[Given exercise] Every line below that mentions the word "appropriate" should be copied out.

— START —

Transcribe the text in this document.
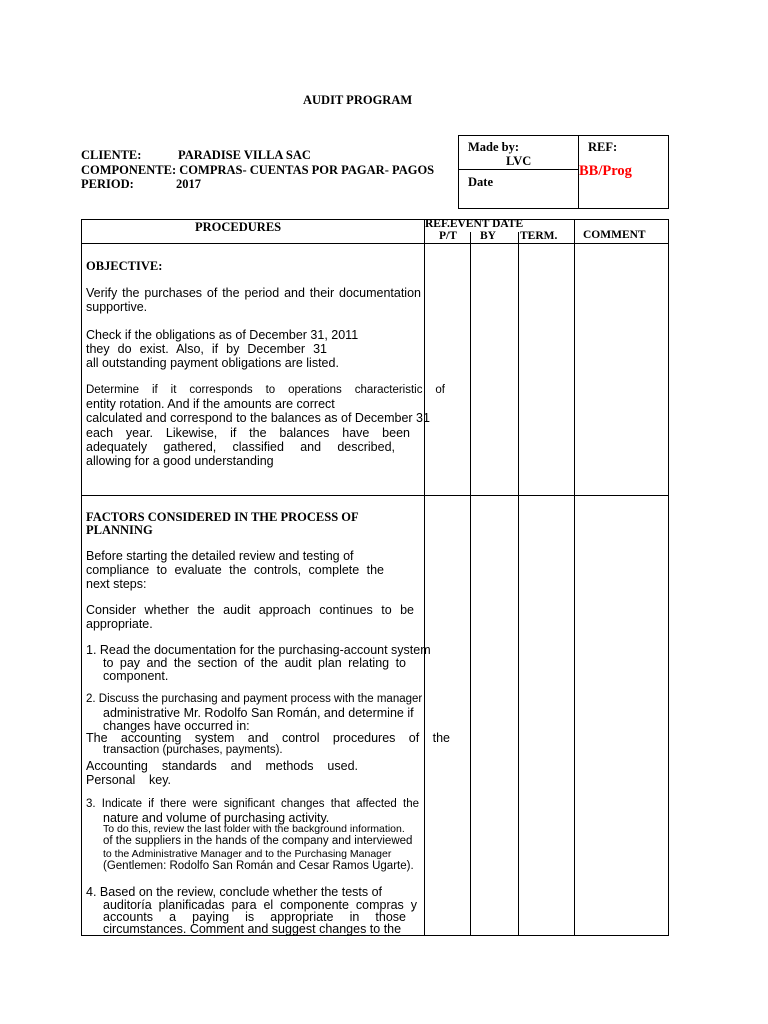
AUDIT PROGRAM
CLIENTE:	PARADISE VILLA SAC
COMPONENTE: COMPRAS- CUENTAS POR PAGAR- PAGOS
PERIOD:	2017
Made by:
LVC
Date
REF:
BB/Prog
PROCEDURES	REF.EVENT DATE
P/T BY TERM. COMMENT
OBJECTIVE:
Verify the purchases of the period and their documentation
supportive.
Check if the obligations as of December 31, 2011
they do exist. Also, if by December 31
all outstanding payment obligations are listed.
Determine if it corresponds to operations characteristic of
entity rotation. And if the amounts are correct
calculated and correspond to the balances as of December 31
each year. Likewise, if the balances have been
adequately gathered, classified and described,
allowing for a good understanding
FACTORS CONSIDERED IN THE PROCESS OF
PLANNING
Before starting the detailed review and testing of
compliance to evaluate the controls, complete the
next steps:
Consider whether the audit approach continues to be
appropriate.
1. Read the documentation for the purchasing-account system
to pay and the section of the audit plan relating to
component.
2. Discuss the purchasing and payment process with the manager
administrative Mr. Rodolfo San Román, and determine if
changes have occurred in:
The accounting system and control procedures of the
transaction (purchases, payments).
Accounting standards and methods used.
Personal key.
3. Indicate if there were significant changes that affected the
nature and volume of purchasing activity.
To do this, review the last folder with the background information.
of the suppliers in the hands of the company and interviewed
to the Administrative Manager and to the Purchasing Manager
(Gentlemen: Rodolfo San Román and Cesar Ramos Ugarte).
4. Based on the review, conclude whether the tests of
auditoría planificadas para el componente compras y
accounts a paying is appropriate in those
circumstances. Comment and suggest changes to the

— END —
— START —

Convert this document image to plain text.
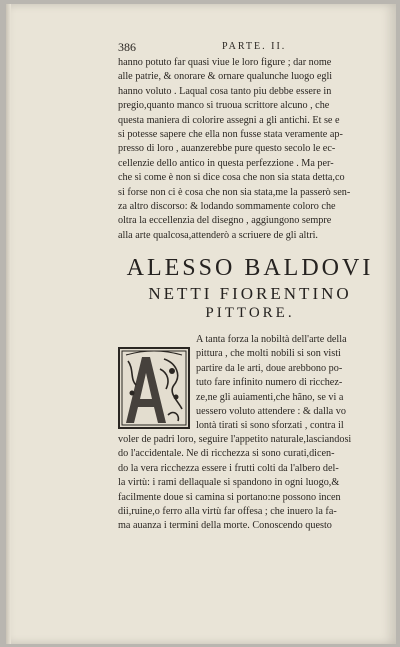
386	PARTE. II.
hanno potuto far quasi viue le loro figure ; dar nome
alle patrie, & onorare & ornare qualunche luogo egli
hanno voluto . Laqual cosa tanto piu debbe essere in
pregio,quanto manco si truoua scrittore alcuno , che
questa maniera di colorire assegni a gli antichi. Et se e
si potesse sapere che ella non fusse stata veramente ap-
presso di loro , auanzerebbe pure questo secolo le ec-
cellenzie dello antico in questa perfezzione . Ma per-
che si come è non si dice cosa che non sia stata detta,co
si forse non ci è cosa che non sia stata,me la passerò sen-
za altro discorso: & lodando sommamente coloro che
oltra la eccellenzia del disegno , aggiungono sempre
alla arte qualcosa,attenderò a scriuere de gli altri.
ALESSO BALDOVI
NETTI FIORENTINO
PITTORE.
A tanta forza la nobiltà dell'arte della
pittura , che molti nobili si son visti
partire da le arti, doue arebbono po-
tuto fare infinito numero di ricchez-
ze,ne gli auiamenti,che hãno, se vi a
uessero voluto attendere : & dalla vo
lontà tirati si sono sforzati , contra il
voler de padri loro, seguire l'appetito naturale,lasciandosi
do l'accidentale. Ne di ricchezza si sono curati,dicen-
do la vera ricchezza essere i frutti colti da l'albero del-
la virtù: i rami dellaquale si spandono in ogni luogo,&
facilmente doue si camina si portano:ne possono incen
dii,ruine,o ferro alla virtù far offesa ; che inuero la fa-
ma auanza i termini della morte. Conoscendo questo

— END —
— START —

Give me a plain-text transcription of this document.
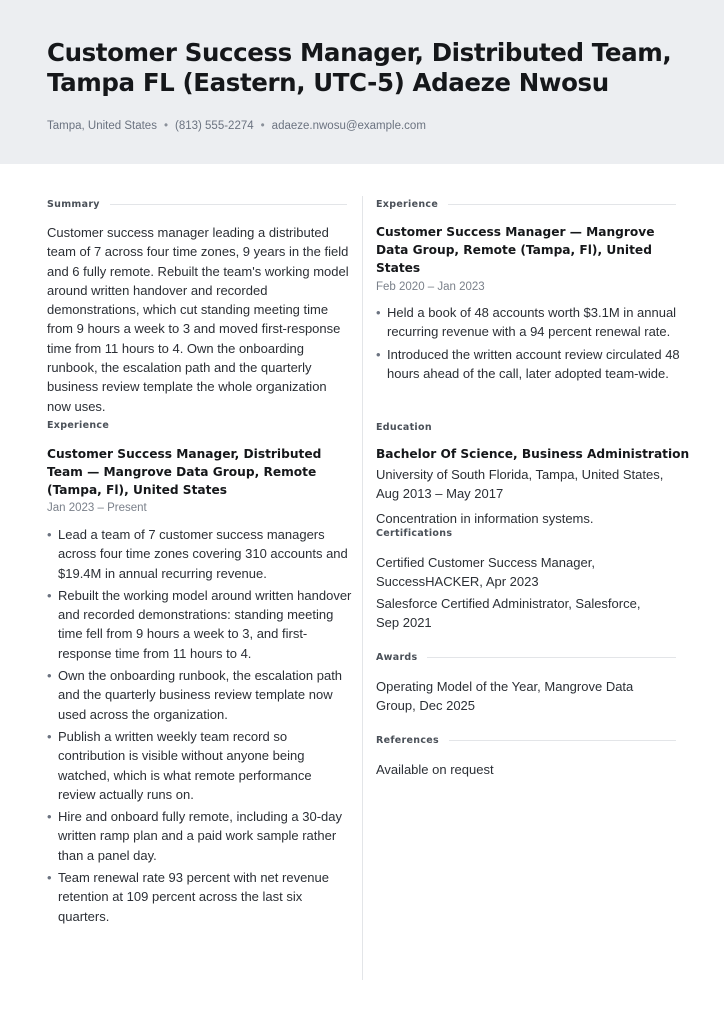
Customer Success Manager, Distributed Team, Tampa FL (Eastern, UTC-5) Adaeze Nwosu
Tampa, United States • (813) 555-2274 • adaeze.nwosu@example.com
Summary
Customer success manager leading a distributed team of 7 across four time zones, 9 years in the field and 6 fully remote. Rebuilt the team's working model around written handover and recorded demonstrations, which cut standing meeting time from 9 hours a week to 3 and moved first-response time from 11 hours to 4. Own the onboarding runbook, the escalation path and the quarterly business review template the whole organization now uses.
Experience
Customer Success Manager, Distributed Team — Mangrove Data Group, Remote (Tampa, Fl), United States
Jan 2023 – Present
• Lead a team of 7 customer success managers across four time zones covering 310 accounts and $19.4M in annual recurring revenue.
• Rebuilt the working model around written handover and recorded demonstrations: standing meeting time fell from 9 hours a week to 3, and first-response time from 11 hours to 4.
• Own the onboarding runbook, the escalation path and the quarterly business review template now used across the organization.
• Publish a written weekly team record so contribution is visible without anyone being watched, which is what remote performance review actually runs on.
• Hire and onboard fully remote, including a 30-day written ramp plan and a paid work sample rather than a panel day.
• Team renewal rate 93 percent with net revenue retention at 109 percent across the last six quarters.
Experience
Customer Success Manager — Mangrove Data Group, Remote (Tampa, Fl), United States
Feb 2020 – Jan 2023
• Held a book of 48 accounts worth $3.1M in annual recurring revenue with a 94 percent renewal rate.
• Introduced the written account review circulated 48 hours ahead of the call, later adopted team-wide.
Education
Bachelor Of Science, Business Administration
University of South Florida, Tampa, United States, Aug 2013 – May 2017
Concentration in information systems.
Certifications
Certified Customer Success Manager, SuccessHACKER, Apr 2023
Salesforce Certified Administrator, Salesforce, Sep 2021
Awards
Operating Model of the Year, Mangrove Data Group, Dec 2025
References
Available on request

— END —

[Solution to the problem]
appropriate.
accounts a paying is appropriate in those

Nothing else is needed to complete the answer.